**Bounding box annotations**
§
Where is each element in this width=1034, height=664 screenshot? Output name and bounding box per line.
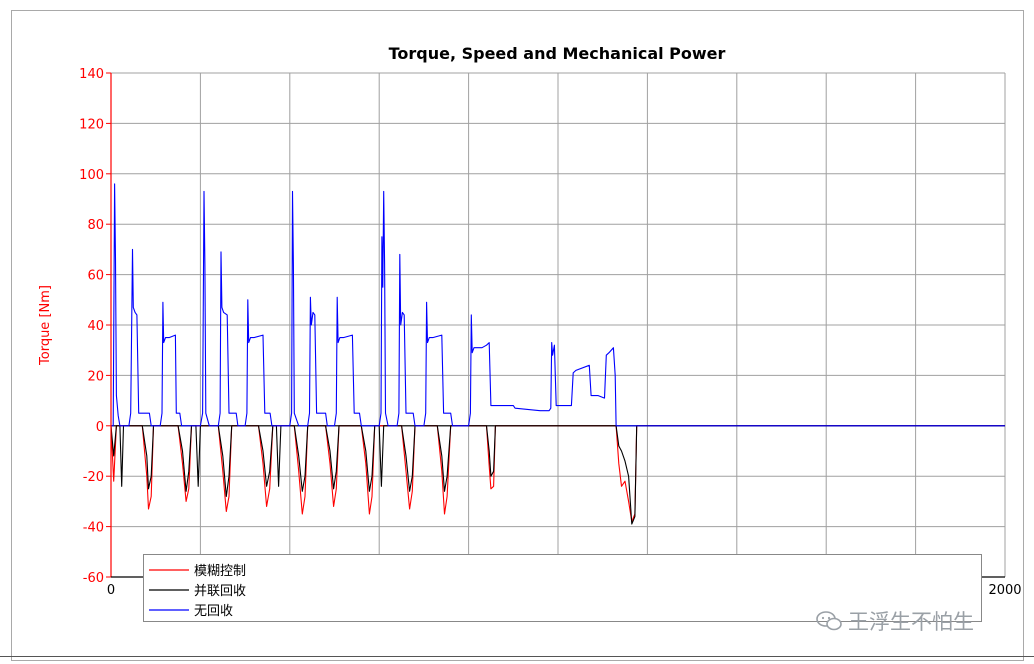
legend-label: 并联回收 bbox=[194, 584, 246, 599]
wechat-logo-icon bbox=[816, 611, 842, 631]
grid bbox=[111, 72, 1006, 578]
x-tick-label: 2000 bbox=[988, 583, 1021, 598]
y-tick-label: 60 bbox=[87, 269, 104, 284]
y-tick-label: -60 bbox=[83, 571, 104, 586]
legend-label: 无回收 bbox=[194, 604, 233, 619]
series-line bbox=[110, 425, 1005, 523]
y-tick-label: -40 bbox=[83, 521, 104, 536]
y-tick-label: 20 bbox=[87, 369, 104, 384]
y-tick-label: 140 bbox=[79, 67, 104, 82]
y-tick-label: -20 bbox=[83, 470, 104, 485]
legend-label: 模糊控制 bbox=[194, 563, 246, 579]
legend-box bbox=[143, 554, 982, 622]
y-tick-label: 120 bbox=[79, 117, 104, 132]
series-line bbox=[111, 183, 1005, 427]
y-tick-label: 40 bbox=[87, 319, 104, 334]
y-axis-label: Torque [Nm] bbox=[38, 285, 53, 366]
chart-border bbox=[11, 10, 1024, 661]
series-line bbox=[110, 425, 1005, 525]
y-tick-label: 80 bbox=[87, 218, 104, 233]
x-tick-label: 0 bbox=[107, 583, 115, 598]
watermark-text: 王浮生不怕生 bbox=[848, 610, 974, 634]
chart-title: Torque, Speed and Mechanical Power bbox=[389, 44, 726, 63]
y-tick-label: 100 bbox=[79, 168, 104, 183]
y-tick-label: 0 bbox=[96, 420, 104, 435]
series-group bbox=[110, 183, 1005, 525]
§
**Your instructions**
Rewrite all of the records, renaming "y-tick-label" to "y-axis-tick" wherever it occurs and keeping everything else the same. Omit the pictures from the rewritten version.

**Answer to the task**
Where is each element in this width=1034, height=664 screenshot? Output name and bounding box per line.
legend-label: 并联回收 bbox=[194, 584, 246, 599]
wechat-logo-icon bbox=[816, 611, 842, 631]
grid bbox=[111, 72, 1006, 578]
x-tick-label: 2000 bbox=[988, 583, 1021, 598]
y-axis-tick: 60 bbox=[87, 269, 104, 284]
y-axis-tick: -60 bbox=[83, 571, 104, 586]
legend-label: 无回收 bbox=[194, 604, 233, 619]
series-line bbox=[110, 425, 1005, 523]
y-axis-tick: -40 bbox=[83, 521, 104, 536]
y-axis-tick: 20 bbox=[87, 369, 104, 384]
y-axis-tick: 140 bbox=[79, 67, 104, 82]
y-axis-tick: -20 bbox=[83, 470, 104, 485]
legend-label: 模糊控制 bbox=[194, 563, 246, 579]
legend-box bbox=[143, 554, 982, 622]
y-axis-tick: 120 bbox=[79, 117, 104, 132]
series-line bbox=[111, 183, 1005, 427]
y-axis-tick: 40 bbox=[87, 319, 104, 334]
y-axis-label: Torque [Nm] bbox=[38, 285, 53, 366]
chart-border bbox=[11, 10, 1024, 661]
series-line bbox=[110, 425, 1005, 525]
y-axis-tick: 80 bbox=[87, 218, 104, 233]
x-tick-label: 0 bbox=[107, 583, 115, 598]
watermark-text: 王浮生不怕生 bbox=[848, 610, 974, 634]
chart-title: Torque, Speed and Mechanical Power bbox=[389, 44, 726, 63]
y-axis-tick: 100 bbox=[79, 168, 104, 183]
y-axis-tick: 0 bbox=[96, 420, 104, 435]
series-group bbox=[110, 183, 1005, 525]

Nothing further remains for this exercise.